## [Data for this task]
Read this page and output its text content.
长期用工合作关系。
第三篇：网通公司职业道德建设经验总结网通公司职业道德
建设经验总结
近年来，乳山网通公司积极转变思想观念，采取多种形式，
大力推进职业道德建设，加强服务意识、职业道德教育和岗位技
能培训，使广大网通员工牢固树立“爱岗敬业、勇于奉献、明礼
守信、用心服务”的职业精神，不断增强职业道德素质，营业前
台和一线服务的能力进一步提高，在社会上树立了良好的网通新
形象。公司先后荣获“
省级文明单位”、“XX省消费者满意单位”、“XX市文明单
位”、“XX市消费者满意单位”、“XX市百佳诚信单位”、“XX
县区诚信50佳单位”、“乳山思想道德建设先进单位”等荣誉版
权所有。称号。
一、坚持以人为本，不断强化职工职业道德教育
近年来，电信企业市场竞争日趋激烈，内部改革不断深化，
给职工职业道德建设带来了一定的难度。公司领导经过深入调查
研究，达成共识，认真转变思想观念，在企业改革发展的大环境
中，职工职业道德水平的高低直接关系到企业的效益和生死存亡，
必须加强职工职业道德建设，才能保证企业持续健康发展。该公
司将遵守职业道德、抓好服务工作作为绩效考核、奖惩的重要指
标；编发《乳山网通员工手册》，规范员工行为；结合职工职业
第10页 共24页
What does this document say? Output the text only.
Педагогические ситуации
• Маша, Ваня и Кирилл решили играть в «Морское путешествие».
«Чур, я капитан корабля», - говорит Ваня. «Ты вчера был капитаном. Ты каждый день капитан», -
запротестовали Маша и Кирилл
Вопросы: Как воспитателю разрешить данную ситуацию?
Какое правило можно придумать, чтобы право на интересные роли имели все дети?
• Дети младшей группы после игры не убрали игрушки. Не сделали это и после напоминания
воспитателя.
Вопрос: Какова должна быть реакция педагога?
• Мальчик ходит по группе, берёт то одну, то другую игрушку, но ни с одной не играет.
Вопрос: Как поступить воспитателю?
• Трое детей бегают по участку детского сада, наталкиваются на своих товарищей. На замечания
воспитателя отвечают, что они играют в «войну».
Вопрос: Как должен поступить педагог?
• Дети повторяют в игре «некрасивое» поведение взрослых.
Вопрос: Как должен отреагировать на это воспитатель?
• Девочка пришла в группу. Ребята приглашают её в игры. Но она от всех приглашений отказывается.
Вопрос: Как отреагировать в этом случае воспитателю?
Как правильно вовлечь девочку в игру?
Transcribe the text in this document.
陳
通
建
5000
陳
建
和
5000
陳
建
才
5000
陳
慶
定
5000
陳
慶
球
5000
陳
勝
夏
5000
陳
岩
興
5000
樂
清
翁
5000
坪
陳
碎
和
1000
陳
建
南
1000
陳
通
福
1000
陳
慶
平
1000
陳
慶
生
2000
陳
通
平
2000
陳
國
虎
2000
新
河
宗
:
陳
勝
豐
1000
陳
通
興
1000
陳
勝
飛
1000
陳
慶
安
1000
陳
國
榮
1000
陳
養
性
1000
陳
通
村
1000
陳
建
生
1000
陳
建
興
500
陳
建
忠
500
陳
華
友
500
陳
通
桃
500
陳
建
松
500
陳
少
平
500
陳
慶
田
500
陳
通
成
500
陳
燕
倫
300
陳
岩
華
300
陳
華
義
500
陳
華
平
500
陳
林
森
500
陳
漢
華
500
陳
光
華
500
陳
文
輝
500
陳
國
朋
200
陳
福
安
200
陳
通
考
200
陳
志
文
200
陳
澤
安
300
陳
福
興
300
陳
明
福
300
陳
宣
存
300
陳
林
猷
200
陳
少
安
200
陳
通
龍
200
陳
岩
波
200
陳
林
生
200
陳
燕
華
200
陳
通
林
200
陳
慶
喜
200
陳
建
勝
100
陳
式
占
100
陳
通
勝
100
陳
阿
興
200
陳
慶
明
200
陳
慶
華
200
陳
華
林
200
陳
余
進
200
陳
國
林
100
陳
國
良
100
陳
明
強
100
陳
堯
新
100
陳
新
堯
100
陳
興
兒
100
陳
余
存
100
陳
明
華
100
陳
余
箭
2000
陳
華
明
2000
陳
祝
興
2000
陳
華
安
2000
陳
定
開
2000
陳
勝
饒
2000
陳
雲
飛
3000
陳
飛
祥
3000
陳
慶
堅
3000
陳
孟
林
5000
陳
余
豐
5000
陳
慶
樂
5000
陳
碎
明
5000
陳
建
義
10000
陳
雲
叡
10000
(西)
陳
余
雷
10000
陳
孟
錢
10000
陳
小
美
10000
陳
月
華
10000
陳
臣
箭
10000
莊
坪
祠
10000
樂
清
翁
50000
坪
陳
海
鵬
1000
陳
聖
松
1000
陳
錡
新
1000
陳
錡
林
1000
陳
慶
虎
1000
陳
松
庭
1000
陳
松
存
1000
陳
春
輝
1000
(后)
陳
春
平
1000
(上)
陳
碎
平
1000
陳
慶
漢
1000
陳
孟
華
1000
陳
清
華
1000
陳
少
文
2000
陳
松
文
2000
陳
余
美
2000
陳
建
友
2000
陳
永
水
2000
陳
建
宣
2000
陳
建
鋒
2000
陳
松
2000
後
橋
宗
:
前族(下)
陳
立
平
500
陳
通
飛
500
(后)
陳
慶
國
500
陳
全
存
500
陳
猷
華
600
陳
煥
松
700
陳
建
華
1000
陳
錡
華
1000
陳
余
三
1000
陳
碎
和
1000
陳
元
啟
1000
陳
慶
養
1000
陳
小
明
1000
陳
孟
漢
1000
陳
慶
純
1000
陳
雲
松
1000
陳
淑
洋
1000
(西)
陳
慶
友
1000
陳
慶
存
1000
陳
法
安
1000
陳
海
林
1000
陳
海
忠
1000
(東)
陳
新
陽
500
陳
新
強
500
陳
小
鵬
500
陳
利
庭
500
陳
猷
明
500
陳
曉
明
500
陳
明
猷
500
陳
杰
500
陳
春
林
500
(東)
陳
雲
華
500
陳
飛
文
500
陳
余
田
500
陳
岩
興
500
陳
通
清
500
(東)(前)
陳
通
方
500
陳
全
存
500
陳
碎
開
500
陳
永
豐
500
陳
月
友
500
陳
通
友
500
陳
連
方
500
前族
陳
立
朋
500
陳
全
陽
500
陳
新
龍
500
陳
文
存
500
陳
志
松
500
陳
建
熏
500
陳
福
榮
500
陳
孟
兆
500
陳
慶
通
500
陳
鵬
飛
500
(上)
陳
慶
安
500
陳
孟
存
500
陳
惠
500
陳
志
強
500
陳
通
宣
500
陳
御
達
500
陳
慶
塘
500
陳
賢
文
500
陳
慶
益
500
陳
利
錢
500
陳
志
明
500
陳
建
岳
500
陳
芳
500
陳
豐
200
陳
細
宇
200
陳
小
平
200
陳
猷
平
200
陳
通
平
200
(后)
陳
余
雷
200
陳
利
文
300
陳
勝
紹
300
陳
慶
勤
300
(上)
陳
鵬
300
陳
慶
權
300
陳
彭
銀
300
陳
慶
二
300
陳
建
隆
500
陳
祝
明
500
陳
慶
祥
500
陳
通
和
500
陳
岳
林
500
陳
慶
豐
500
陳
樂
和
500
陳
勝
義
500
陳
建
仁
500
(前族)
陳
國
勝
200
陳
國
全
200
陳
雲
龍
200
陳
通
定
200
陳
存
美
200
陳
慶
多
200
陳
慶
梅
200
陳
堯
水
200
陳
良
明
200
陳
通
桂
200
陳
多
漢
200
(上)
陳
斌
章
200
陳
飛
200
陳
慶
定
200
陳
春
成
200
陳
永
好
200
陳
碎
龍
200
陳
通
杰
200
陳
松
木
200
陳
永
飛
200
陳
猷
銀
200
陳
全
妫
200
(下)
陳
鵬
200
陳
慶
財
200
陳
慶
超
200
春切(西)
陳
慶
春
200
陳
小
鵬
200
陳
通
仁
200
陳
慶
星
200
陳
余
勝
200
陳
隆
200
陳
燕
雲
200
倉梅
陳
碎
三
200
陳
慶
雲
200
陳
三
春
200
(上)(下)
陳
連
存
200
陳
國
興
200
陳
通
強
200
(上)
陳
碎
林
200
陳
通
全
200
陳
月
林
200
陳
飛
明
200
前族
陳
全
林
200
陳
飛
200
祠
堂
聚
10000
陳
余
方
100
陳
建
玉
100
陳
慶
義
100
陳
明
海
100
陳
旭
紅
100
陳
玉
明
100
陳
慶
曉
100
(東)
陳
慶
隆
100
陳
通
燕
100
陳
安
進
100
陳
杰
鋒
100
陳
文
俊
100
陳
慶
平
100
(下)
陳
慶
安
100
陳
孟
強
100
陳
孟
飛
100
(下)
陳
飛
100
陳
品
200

## [Your objective]
Spot every line that holds "document" and copy it.

## [Output for this task]
What does this document say? Output the text only.
Transcribe the text in this document.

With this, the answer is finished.